=== Exercise brief ===
Reproduce every line in the listing that contains the word "Expecting".

=== Supplied data ===
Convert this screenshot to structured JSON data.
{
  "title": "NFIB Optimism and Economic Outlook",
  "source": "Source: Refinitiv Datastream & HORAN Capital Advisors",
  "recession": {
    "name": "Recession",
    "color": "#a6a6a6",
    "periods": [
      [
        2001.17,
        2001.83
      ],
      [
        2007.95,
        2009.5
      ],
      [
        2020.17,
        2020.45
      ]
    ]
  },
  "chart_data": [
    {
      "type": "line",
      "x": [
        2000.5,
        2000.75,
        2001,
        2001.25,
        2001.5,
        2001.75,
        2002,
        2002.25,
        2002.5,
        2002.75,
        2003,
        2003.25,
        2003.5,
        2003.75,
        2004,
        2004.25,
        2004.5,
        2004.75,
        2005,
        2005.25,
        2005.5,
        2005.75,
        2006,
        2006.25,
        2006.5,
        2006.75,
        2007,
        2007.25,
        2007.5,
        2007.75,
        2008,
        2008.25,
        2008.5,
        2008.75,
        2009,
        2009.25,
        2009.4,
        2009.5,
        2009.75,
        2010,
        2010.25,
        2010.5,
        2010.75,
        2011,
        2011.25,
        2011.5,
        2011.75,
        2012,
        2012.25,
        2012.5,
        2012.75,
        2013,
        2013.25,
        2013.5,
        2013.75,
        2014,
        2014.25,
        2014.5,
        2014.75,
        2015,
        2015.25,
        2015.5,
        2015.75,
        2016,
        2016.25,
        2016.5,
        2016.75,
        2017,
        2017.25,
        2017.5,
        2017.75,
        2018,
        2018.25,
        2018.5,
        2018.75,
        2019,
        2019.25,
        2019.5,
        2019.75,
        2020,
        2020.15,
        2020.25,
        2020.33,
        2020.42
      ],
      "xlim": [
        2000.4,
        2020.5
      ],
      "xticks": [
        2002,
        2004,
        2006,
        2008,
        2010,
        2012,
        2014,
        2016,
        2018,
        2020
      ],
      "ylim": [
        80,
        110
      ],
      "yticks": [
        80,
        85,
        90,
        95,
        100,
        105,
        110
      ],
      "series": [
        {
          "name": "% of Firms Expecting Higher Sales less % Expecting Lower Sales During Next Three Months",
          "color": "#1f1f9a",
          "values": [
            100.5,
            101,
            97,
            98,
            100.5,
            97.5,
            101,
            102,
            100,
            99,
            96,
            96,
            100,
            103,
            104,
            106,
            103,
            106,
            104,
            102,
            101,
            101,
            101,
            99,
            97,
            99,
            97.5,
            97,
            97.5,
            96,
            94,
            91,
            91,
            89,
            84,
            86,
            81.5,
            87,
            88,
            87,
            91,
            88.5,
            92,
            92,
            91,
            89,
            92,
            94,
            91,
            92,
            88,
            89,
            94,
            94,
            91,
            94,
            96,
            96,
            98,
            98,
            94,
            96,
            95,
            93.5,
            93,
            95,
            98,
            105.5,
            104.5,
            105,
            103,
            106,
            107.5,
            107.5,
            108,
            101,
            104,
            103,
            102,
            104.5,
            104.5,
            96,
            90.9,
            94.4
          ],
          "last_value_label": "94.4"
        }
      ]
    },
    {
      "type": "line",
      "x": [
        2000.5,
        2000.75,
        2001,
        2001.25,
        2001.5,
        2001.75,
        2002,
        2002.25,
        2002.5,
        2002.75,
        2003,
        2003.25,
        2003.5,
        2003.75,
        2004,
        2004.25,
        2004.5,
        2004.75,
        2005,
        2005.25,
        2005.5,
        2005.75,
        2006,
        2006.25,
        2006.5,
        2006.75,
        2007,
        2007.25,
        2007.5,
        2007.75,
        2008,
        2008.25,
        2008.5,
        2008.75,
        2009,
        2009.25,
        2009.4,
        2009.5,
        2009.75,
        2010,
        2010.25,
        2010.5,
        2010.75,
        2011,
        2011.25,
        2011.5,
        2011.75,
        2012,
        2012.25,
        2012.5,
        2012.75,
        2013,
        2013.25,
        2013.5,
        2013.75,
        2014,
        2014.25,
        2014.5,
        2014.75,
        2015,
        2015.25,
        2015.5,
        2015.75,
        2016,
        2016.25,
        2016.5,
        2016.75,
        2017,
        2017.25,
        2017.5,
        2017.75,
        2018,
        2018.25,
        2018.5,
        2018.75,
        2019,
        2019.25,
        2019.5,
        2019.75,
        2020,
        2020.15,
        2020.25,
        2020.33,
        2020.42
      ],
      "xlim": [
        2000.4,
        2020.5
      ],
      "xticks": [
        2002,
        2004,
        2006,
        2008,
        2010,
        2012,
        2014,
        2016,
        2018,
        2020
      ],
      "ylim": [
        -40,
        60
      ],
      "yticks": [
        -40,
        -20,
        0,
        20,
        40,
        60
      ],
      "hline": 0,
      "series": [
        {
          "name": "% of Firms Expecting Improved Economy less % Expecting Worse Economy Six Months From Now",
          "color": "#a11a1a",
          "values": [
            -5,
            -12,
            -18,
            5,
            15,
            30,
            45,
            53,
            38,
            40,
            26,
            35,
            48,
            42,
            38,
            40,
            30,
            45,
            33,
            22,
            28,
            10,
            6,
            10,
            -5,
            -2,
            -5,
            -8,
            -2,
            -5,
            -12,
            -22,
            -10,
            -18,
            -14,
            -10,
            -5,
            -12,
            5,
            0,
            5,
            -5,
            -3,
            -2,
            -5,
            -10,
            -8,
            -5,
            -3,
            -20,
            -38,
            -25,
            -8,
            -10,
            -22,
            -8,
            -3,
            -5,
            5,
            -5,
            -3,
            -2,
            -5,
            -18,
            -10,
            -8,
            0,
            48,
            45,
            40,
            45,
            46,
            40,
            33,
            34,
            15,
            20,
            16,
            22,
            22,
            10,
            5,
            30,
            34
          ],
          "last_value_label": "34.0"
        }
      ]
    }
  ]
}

--

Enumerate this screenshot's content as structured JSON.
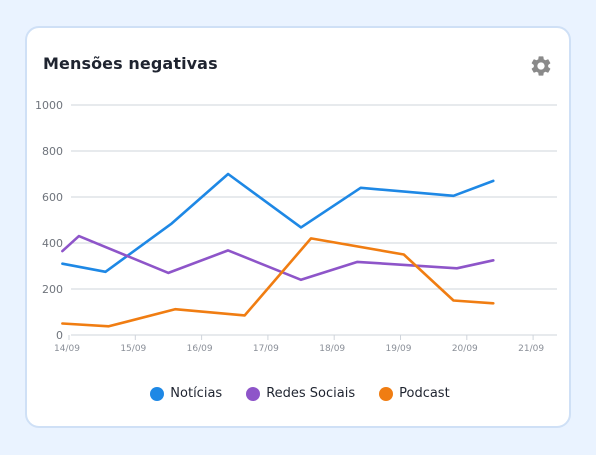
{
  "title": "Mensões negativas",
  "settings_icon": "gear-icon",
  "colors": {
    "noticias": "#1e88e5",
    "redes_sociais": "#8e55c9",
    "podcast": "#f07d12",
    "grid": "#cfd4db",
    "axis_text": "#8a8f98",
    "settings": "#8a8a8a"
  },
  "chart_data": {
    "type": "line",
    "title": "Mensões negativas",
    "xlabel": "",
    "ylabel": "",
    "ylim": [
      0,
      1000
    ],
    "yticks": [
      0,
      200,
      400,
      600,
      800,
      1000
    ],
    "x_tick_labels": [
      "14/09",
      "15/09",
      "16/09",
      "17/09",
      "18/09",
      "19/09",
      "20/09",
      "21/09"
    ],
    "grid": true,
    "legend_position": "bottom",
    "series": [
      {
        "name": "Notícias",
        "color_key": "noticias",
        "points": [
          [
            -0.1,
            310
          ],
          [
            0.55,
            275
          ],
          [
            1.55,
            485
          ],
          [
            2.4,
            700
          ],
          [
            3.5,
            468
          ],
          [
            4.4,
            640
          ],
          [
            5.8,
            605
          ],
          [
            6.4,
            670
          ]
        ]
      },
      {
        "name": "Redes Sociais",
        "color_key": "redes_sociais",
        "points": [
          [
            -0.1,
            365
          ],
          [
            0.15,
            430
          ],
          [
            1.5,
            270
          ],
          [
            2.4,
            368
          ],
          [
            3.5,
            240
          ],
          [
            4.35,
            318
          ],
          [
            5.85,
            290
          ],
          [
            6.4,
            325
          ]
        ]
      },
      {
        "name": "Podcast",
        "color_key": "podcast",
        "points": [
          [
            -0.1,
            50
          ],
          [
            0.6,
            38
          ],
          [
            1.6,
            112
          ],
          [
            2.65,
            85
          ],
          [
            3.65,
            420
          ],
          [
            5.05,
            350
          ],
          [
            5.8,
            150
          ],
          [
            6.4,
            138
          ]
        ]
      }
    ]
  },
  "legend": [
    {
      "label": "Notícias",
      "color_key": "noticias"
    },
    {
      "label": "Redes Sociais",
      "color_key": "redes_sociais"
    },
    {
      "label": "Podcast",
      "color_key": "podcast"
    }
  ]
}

--

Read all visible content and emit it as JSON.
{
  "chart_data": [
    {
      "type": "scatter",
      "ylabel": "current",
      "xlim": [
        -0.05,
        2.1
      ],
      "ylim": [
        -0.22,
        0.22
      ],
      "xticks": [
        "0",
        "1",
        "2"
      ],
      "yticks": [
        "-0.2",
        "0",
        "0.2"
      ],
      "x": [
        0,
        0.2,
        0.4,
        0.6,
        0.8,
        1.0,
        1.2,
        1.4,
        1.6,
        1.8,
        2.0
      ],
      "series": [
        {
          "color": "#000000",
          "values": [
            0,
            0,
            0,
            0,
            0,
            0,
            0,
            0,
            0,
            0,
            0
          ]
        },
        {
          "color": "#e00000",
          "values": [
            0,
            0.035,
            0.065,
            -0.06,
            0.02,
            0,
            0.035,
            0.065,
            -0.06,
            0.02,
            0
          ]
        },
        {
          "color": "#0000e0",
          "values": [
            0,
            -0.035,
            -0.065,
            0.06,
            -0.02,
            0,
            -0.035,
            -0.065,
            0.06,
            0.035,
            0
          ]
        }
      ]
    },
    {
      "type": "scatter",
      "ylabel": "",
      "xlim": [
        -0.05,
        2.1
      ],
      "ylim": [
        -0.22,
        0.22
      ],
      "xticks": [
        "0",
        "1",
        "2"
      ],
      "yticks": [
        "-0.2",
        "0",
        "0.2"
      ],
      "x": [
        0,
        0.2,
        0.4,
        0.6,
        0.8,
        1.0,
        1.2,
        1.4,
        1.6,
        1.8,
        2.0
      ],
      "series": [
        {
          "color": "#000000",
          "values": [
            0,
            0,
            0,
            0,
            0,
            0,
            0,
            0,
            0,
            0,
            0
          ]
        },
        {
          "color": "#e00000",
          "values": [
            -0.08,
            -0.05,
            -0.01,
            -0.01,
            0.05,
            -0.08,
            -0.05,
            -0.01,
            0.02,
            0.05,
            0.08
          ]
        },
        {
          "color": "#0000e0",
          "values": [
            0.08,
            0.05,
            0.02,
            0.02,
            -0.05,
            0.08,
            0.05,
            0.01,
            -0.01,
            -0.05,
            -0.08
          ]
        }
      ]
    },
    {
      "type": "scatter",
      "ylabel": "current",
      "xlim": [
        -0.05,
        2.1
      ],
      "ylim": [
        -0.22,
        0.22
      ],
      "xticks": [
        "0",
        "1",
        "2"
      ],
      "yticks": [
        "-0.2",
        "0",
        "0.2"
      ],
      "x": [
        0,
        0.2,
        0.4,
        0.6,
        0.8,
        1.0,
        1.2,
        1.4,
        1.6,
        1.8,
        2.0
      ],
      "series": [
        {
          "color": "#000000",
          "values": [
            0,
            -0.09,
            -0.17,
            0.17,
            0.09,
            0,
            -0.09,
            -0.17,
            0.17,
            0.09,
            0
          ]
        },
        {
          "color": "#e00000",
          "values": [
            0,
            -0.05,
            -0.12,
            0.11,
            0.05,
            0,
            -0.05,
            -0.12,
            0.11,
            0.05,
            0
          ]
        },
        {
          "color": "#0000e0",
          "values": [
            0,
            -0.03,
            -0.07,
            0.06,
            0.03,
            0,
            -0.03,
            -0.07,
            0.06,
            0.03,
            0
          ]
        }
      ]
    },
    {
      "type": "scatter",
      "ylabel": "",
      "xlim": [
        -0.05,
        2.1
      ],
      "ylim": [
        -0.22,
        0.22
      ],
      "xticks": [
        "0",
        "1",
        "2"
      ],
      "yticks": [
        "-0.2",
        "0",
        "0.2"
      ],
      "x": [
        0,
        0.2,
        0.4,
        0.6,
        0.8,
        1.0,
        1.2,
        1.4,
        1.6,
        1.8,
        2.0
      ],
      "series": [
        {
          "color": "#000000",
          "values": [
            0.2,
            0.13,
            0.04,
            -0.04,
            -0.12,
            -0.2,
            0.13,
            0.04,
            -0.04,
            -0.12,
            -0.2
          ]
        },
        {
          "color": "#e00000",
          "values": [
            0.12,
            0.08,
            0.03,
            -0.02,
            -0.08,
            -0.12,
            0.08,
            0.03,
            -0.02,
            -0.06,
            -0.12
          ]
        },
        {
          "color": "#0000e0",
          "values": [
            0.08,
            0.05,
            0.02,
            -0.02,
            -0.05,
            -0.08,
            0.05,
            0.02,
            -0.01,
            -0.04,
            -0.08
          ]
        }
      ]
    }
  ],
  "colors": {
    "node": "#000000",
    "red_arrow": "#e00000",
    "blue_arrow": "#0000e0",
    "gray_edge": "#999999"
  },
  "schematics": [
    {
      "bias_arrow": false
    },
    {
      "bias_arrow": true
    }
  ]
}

=== Task solution ===
          "name": "% of Firms Expecting Higher Sales less % Expecting Lower Sales During Next Three Months",
          "name": "% of Firms Expecting Improved Economy less % Expecting Worse Economy Six Months From Now",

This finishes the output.